> _What the task asks_
Turn the data from the line with "Localize each UI" up to and including the line with "whitespace-marker: · [284, 23, 295, 41]" into a Markdown table with the columns Row and Line, skipping blank lines. Leave the pictures out of the table.

> _Task data_
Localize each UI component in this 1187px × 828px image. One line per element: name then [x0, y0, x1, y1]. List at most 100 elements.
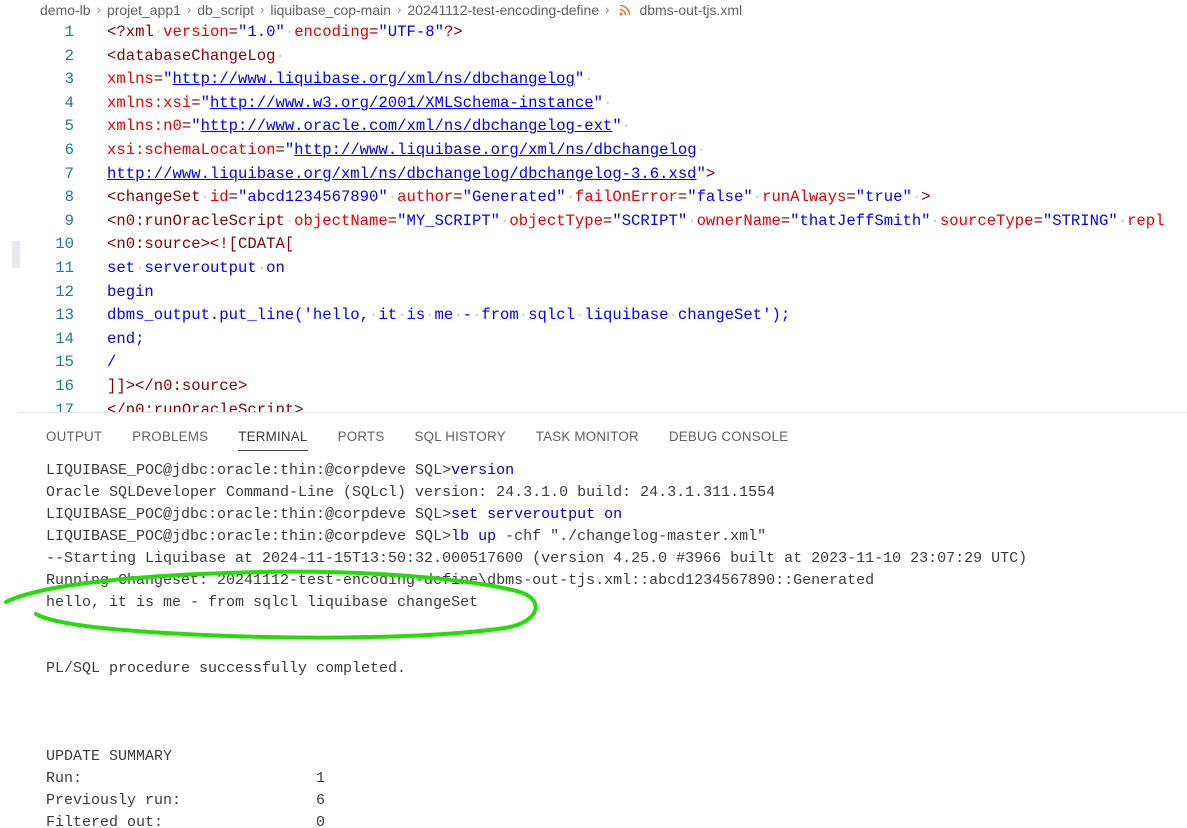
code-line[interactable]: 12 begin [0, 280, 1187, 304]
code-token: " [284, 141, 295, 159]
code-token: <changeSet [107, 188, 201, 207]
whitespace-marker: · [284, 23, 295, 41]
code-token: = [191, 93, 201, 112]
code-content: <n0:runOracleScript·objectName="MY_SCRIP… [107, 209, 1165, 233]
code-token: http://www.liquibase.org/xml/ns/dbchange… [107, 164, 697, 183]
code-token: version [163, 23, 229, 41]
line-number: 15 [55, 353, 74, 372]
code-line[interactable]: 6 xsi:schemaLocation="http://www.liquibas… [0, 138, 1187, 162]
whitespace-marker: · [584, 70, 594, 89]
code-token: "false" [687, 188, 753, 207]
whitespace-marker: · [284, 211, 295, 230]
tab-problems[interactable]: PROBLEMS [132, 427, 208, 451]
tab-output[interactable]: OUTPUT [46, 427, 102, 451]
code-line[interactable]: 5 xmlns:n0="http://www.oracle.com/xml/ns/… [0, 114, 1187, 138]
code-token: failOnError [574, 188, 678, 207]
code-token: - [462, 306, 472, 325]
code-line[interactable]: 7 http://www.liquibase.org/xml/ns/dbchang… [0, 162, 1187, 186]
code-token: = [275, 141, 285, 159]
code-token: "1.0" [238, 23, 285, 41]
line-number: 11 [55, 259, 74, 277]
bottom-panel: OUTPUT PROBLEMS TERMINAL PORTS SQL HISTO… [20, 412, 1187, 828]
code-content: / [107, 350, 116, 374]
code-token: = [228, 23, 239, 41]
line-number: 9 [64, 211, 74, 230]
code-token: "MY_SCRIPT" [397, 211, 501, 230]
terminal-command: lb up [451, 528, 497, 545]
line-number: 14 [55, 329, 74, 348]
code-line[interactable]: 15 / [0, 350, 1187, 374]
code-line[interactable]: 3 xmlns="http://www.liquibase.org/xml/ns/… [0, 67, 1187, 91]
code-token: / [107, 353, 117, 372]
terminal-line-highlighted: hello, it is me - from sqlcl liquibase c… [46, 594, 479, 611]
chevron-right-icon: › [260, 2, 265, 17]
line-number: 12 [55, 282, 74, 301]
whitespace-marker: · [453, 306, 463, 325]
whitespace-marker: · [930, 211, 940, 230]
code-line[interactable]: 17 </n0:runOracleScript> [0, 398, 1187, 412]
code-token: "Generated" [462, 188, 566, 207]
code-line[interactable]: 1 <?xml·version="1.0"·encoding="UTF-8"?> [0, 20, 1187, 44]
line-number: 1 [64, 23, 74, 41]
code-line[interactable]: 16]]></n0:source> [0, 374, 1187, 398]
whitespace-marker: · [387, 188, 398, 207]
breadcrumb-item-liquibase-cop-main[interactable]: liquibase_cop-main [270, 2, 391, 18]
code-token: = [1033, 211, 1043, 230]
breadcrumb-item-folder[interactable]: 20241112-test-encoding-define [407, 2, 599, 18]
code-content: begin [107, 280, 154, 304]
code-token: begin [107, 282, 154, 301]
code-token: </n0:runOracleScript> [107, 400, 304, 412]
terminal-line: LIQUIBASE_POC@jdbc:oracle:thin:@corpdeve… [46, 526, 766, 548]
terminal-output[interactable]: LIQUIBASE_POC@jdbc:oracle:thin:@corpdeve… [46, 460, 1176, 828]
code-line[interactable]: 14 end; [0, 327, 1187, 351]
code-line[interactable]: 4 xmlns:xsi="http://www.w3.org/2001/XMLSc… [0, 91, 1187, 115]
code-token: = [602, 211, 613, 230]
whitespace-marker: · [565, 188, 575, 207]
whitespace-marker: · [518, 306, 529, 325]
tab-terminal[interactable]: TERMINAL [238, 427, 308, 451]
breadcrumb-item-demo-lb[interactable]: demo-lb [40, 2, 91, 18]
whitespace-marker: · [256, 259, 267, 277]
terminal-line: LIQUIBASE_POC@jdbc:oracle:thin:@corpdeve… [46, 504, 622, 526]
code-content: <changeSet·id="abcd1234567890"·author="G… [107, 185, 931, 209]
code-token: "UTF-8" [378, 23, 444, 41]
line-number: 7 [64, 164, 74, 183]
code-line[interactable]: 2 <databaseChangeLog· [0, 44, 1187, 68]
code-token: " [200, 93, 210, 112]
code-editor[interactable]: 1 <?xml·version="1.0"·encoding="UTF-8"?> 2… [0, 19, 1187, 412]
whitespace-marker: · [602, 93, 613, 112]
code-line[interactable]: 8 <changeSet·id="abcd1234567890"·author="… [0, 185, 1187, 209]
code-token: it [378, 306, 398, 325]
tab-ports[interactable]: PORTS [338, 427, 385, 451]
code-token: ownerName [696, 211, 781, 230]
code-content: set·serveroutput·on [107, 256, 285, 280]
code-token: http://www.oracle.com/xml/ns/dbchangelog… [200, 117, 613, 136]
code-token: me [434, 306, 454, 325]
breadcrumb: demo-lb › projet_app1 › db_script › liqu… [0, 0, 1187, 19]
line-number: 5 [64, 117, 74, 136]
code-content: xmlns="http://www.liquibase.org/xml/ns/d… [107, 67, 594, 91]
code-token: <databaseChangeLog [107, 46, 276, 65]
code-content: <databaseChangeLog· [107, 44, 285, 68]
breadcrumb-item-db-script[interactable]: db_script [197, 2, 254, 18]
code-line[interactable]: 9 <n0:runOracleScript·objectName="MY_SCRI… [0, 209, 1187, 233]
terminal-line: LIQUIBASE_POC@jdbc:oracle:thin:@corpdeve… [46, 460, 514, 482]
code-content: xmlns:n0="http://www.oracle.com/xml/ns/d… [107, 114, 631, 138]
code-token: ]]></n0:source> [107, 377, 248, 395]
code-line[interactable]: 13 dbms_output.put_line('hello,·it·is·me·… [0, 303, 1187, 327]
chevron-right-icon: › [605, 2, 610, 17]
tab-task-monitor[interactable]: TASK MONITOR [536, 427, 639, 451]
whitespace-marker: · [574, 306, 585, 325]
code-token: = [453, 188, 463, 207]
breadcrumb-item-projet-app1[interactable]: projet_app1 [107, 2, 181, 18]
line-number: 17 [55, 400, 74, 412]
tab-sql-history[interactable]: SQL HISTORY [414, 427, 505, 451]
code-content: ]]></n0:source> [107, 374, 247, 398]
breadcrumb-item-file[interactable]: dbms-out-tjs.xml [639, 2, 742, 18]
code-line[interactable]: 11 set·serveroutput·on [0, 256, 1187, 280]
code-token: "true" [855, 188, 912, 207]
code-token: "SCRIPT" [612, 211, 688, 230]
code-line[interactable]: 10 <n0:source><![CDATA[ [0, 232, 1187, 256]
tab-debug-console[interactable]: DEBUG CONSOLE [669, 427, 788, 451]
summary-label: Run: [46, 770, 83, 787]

==

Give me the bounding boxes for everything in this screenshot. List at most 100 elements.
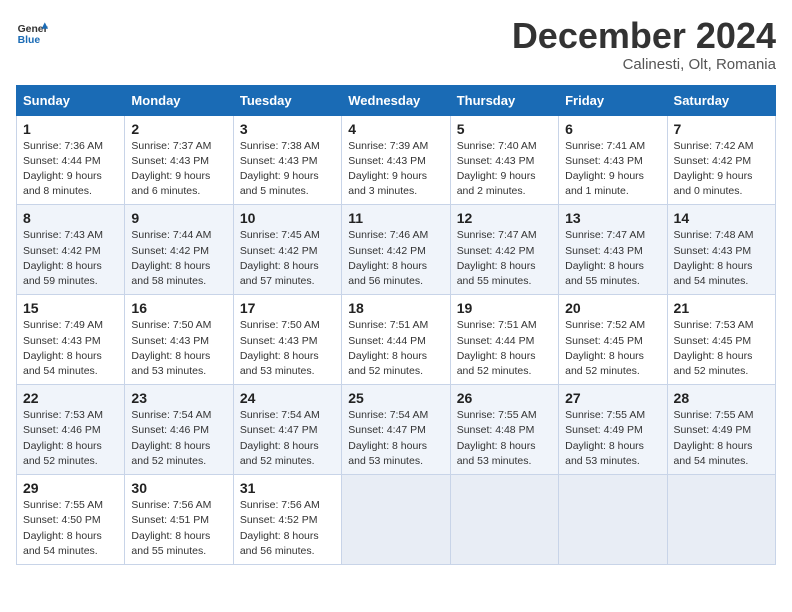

> _The answer_
| Row | Line |
|---|---|
| 1 | Localize each UI component in this 1187px × 828px image. One line per element: name then [x0, y0, x1, y1]. List at most 100 elements. |
| 2 | code-line[interactable]: 12 begin [0, 280, 1187, 304] |
| 3 | code-token: " [284, 141, 295, 159] |
| 4 | code-token: <changeSet [107, 188, 201, 207] |
| 5 | whitespace-marker: · [284, 23, 295, 41] |